WHAT IS REQUIRED »
Output the records exactly as they appear, with no pictures included.

(Stored items)
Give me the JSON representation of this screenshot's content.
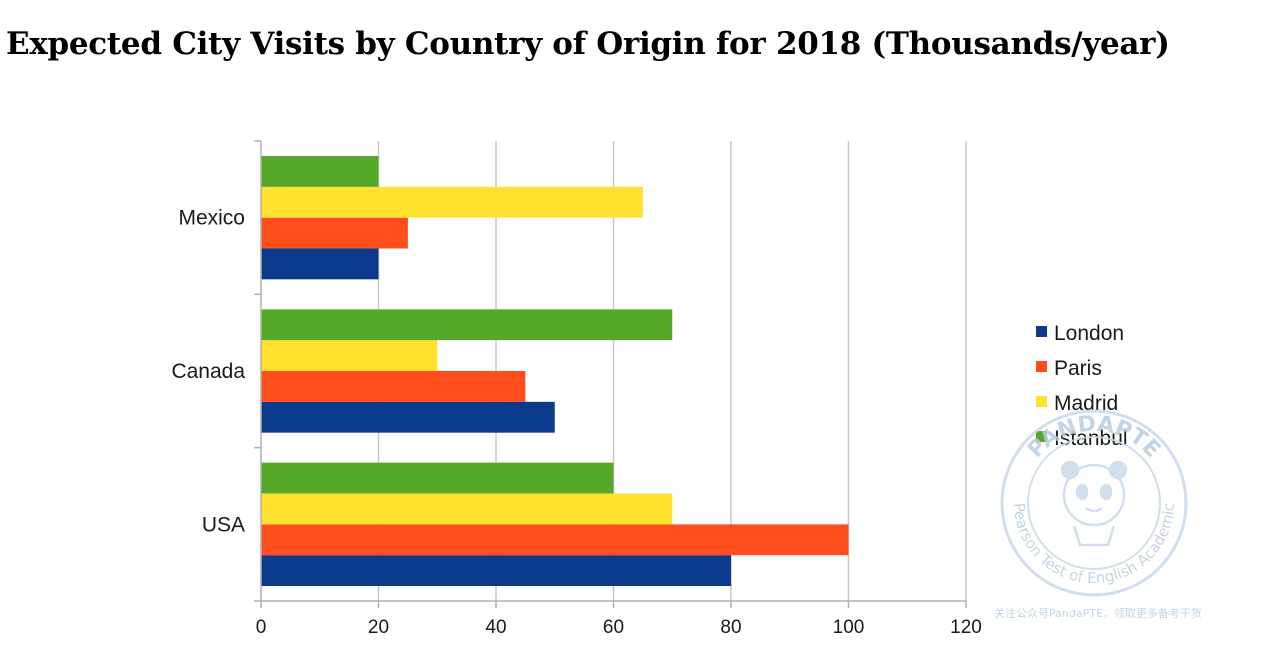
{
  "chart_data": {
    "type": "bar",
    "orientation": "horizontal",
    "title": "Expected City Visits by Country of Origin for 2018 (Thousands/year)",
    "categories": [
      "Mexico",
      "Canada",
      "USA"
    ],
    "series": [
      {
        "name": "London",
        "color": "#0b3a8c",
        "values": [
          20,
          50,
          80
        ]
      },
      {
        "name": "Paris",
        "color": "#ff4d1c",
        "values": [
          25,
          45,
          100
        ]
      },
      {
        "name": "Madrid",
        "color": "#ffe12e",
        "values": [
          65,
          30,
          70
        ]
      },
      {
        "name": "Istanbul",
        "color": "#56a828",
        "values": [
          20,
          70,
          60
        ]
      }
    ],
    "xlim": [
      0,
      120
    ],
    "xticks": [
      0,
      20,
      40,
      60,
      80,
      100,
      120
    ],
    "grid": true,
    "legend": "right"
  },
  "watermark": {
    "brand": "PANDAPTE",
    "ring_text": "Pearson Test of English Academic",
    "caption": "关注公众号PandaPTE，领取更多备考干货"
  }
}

FINAL RESULT »
Give me the JSON representation of this screenshot's content.
{
  "chart_data": {
    "type": "bar",
    "orientation": "horizontal",
    "title": "Expected City Visits by Country of Origin for 2018 (Thousands/year)",
    "categories": [
      "Mexico",
      "Canada",
      "USA"
    ],
    "series": [
      {
        "name": "London",
        "color": "#0b3a8c",
        "values": [
          20,
          50,
          80
        ]
      },
      {
        "name": "Paris",
        "color": "#ff4d1c",
        "values": [
          25,
          45,
          100
        ]
      },
      {
        "name": "Madrid",
        "color": "#ffe12e",
        "values": [
          65,
          30,
          70
        ]
      },
      {
        "name": "Istanbul",
        "color": "#56a828",
        "values": [
          20,
          70,
          60
        ]
      }
    ],
    "xlim": [
      0,
      120
    ],
    "xticks": [
      0,
      20,
      40,
      60,
      80,
      100,
      120
    ],
    "grid": true,
    "legend": "right"
  },
  "watermark": {
    "brand": "PANDAPTE",
    "ring_text": "Pearson Test of English Academic",
    "caption": "关注公众号PandaPTE，领取更多备考干货"
  }
}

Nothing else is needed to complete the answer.